Stored data
-------------------------

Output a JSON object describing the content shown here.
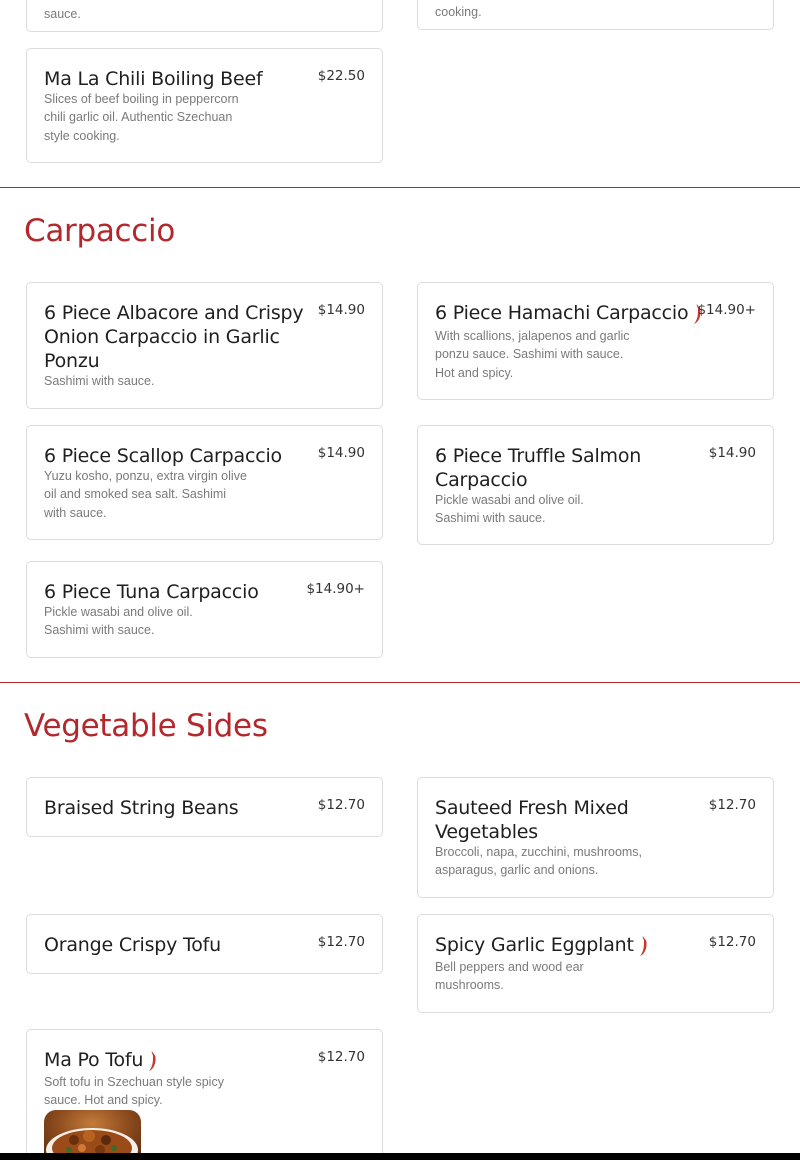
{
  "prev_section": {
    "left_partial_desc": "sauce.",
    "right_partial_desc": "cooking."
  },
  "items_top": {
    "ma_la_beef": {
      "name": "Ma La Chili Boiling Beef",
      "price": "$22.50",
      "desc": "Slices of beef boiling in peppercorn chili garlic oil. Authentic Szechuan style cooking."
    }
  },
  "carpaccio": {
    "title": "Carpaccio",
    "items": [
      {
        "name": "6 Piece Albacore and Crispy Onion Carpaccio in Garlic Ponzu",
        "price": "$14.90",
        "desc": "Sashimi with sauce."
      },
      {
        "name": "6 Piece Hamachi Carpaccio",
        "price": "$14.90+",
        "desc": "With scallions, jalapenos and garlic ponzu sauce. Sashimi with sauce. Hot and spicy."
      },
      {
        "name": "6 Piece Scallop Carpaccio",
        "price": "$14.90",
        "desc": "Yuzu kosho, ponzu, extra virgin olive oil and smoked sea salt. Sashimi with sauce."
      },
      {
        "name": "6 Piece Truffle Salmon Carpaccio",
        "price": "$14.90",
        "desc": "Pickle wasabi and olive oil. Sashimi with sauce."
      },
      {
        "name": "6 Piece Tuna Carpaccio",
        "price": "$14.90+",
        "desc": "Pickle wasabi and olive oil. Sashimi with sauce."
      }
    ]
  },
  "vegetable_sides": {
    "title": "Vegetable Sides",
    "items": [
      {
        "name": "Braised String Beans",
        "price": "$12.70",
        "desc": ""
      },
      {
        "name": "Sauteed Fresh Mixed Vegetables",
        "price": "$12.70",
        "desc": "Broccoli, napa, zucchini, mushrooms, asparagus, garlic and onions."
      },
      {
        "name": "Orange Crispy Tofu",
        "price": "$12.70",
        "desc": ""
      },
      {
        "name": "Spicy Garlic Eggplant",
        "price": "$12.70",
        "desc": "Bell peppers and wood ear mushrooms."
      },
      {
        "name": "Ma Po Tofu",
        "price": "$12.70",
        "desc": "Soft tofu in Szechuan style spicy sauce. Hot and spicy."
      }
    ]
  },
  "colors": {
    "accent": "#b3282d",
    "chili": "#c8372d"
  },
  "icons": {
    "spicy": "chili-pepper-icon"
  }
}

-------------------------

### The exercise
Search the entries for the word "Piece", then list each line that holds it.

### The answer
        "name": "6 Piece Albacore and Crispy Onion Carpaccio in Garlic Ponzu",
        "name": "6 Piece Hamachi Carpaccio",
        "name": "6 Piece Scallop Carpaccio",
        "name": "6 Piece Truffle Salmon Carpaccio",
        "name": "6 Piece Tuna Carpaccio",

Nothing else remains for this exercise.